* DOCUMENT EXCERPT *
════════
So, we should get defaultNaN too on aarch64, and no need to try to
force DN to 1 in gdb?

What can be wrong?

> Thanks,
> Tejas.
>
>
>>> If you're running your test in the AArch64 execution state, you'd want to
>>> define the DN bit and modify the expected results accordingly or have the
>>> test poll at runtime what the DN-bit is set to and check expected results
>>> dynamically.
>>
>> Makes sense, I hadn't noticed the different aarch64 spec here.
>>
>>> I think the test already has expected behaviour for AArch32 execution
>>> state
>>> by expecting DefaultNaN regardless.
>>
>> Yes.
>>
>>>> I have executed the test under GDB on AArch64 HW, and noticed that fpcr
>>>> was 0.
════════
Records
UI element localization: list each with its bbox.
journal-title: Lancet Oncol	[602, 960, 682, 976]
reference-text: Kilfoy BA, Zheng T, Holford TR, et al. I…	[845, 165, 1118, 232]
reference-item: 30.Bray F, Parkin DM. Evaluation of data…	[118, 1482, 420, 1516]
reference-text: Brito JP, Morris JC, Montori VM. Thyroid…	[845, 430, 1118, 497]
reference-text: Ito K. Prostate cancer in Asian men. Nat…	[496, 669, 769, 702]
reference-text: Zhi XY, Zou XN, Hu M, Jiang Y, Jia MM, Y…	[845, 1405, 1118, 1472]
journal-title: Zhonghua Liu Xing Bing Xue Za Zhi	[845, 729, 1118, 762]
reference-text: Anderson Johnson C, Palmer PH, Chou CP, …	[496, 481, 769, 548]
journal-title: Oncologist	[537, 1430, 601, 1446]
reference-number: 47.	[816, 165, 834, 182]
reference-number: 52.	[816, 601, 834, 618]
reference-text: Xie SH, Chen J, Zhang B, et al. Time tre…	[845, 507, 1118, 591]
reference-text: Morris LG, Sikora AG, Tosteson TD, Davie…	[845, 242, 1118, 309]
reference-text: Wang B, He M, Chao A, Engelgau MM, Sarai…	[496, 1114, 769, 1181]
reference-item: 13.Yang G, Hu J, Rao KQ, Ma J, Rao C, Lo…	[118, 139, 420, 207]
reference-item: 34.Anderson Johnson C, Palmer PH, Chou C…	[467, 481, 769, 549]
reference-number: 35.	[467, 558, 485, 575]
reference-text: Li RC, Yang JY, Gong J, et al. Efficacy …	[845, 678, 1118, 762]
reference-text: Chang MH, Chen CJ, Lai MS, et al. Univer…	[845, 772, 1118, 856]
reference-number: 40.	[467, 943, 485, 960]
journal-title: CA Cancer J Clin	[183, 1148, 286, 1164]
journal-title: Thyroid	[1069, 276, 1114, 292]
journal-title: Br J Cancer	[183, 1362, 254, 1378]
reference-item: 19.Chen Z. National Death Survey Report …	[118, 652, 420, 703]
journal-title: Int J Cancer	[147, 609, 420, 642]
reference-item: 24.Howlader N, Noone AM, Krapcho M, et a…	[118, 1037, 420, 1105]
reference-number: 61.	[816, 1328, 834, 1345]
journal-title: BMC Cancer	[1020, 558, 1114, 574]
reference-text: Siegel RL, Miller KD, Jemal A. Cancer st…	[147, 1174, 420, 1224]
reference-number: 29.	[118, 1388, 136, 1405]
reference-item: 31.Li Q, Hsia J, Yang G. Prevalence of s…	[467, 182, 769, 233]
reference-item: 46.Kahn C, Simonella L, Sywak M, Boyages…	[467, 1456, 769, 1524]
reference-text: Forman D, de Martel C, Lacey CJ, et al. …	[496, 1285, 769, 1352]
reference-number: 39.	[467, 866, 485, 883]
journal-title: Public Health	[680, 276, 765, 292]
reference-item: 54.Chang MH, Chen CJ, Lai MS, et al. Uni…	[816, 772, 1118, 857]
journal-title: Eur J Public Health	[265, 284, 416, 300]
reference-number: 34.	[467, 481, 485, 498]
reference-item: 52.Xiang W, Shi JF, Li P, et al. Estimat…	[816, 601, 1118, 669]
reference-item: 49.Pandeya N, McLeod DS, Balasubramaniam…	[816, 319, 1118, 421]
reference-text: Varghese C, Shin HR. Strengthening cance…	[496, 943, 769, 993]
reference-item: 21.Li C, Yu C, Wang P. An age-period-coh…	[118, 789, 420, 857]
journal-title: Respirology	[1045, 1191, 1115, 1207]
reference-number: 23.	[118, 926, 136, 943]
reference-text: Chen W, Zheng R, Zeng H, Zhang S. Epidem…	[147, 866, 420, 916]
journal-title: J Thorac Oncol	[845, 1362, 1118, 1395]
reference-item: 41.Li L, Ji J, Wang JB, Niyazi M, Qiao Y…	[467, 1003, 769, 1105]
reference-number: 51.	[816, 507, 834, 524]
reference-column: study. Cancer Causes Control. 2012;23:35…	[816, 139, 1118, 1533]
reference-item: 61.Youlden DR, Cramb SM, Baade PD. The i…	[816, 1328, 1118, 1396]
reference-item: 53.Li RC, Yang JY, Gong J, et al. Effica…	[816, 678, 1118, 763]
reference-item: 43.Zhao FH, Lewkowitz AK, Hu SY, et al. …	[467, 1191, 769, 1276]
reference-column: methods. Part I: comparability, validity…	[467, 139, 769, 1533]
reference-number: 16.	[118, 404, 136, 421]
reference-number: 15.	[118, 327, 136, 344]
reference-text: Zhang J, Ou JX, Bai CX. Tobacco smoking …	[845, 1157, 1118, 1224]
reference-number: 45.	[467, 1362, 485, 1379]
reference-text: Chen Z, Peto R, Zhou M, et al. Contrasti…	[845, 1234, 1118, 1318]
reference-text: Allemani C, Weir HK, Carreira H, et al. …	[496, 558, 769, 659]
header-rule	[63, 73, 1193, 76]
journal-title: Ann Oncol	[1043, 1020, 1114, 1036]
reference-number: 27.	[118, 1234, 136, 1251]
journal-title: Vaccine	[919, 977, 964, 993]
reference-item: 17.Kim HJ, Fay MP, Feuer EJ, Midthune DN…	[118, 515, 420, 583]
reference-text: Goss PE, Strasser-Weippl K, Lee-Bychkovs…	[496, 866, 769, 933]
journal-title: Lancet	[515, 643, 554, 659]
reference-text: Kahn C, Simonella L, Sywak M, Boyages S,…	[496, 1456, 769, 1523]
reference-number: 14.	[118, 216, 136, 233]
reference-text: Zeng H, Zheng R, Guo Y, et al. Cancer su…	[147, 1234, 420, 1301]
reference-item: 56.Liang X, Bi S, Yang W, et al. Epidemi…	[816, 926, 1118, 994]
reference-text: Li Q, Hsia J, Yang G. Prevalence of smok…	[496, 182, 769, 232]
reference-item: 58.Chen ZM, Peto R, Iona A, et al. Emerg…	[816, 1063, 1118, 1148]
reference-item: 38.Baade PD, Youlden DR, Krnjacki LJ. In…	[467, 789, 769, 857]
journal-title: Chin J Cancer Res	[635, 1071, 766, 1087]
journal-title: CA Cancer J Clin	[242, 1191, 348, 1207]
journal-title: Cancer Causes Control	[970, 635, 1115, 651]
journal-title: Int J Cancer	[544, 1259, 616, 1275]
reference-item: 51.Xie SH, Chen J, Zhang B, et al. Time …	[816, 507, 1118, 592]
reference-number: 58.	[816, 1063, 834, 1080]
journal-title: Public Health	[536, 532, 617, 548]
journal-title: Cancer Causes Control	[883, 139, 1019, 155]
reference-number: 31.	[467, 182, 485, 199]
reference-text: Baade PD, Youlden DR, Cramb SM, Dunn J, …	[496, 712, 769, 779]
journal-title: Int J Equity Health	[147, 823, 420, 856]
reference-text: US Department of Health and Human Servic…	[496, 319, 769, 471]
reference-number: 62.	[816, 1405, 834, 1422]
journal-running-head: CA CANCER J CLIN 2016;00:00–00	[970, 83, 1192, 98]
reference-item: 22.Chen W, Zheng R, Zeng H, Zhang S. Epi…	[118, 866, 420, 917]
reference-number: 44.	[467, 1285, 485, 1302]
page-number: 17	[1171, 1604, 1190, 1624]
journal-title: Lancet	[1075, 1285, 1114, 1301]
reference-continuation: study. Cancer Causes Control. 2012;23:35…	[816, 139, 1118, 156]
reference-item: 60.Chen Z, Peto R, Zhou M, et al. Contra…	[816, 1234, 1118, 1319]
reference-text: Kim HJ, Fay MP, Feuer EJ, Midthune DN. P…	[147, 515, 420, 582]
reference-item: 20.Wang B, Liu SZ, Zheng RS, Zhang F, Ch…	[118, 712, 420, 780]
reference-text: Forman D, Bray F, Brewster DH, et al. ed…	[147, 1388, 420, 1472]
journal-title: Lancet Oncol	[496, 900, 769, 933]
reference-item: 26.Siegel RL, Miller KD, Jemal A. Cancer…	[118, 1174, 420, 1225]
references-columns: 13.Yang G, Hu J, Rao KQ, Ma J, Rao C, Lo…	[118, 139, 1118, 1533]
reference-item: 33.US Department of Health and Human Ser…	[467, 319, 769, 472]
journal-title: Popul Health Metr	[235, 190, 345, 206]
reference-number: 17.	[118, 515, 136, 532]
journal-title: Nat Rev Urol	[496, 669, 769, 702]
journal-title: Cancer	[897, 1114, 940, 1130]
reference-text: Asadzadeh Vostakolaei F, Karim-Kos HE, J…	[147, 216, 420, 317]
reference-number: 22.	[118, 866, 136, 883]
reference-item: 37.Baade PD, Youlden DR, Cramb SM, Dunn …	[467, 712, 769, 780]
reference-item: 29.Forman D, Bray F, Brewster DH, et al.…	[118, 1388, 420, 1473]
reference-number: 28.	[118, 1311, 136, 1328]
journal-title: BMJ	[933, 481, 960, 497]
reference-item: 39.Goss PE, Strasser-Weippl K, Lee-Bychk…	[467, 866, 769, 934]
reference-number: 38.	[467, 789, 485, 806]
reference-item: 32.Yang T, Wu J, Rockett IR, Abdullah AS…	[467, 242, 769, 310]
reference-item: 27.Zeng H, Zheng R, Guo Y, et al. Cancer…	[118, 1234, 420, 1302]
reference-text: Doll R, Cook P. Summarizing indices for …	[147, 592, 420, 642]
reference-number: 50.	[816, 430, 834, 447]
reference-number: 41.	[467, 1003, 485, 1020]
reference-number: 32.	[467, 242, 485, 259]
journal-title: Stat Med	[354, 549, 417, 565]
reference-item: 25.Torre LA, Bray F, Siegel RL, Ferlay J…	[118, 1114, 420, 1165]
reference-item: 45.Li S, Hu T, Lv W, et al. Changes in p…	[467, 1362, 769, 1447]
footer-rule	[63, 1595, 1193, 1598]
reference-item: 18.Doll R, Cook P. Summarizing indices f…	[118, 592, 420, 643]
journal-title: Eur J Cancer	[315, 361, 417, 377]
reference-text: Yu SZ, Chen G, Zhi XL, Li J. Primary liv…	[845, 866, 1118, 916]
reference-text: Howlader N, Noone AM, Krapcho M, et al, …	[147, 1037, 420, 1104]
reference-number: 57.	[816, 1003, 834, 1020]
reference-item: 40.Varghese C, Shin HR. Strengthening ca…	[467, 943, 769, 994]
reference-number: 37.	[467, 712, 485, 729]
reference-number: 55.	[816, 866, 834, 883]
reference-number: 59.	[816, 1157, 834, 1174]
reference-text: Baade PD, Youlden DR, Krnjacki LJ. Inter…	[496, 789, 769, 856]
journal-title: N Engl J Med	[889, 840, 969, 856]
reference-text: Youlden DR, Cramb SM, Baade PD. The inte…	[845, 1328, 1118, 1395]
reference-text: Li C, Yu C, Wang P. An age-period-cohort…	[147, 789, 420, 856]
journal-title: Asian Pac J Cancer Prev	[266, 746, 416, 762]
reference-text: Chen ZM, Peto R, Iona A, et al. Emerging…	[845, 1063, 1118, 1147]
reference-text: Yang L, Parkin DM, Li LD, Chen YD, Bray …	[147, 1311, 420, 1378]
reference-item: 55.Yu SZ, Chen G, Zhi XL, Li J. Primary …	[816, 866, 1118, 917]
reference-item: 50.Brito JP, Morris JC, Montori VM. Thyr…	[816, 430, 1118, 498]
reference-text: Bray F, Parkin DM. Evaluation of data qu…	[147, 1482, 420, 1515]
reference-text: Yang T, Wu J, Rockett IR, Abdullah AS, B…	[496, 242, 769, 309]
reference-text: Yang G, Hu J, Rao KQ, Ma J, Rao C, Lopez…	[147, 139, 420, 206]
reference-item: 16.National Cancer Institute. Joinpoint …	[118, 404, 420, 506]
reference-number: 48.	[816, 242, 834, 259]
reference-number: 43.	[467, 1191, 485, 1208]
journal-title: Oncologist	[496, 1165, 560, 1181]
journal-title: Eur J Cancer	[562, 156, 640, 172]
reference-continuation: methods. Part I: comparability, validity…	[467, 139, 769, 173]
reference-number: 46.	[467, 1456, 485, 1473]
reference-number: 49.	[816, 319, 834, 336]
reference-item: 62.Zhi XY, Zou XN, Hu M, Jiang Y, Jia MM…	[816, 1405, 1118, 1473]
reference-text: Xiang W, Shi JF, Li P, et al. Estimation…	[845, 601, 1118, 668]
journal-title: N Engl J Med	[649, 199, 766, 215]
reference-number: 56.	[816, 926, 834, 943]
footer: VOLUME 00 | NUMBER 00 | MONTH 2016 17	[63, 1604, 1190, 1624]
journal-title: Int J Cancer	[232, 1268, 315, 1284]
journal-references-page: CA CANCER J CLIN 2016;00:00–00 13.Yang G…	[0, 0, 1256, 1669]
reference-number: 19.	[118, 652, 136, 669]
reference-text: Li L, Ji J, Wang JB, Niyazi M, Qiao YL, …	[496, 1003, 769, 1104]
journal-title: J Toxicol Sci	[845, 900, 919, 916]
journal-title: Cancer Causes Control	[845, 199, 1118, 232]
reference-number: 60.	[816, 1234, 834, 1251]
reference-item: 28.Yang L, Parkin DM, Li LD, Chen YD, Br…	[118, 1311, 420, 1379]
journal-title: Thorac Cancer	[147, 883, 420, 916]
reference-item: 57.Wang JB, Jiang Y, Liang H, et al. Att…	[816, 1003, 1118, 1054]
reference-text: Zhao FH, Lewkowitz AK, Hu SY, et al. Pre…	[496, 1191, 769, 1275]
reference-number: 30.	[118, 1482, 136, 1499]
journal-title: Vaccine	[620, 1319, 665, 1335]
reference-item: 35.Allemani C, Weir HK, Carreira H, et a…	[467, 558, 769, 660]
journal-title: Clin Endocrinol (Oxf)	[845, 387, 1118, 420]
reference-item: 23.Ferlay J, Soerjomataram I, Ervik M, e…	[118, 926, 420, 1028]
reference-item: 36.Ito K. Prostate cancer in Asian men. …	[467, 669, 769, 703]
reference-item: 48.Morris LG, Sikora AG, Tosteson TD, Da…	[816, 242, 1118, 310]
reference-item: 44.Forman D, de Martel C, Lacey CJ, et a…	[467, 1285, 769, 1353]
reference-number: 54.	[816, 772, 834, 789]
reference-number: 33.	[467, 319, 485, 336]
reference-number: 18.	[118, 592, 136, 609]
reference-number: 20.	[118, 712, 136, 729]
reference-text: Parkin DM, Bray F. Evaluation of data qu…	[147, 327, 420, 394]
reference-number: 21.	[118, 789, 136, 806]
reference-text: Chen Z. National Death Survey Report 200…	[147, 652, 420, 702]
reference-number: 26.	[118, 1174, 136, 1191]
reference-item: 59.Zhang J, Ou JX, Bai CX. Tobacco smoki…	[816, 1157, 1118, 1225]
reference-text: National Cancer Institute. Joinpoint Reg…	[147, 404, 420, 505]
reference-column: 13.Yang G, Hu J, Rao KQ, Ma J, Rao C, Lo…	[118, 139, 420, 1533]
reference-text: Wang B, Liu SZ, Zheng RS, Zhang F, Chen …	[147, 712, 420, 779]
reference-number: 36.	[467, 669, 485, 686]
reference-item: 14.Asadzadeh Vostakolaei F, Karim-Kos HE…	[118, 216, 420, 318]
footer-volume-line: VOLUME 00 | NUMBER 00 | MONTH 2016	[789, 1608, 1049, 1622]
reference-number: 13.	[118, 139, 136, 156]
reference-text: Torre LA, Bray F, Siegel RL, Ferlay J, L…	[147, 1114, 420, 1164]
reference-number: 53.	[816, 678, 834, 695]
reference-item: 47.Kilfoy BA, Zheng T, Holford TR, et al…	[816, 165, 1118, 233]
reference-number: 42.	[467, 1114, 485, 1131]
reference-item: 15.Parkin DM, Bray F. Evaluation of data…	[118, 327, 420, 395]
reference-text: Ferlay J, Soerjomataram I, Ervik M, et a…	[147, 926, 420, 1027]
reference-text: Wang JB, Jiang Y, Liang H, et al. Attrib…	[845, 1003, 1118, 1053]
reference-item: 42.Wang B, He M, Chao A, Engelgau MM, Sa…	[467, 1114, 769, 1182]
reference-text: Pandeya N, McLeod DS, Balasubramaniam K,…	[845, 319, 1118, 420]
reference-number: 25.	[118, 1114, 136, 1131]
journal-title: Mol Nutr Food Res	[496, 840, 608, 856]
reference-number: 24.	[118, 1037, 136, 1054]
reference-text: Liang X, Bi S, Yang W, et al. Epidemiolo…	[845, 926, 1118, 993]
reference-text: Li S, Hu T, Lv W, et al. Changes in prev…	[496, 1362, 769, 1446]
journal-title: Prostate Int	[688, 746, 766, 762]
════════
* TASKS *
(1) Write out the passage of the AArch64 default NaN thread that runs from "What can be" down to "aarch64 spec here.", without any changes.
(2) Put the lines of the listing into a Markdown table with the columns Row and Line. Include everything from the start of the listing down to and including the line containing "reference-item: 30.Bray F, Parkin", and leave out any blank lines.

* ANSWERS PROVIDED *
(1)
What can be wrong?

> Thanks,
> Tejas.
>
>
>>> If you're running your test in the AArch64 execution state, you'd want to
>>> define the DN bit and modify the expected results accordingly or have the
>>> test poll at runtime what the DN-bit is set to and check expected results
>>> dynamically.
>>
>> Makes sense, I hadn't noticed the different aarch64 spec here.

(2)
| Row | Line |
|---|---|
| 1 | UI element localization: list each with its bbox. |
| 2 | journal-title: Lancet Oncol	[602, 960, 682, 976] |
| 3 | reference-text: Kilfoy BA, Zheng T, Holford TR, et al. I…	[845, 165, 1118, 232] |
| 4 | reference-item: 30.Bray F, Parkin DM. Evaluation of data…	[118, 1482, 420, 1516] |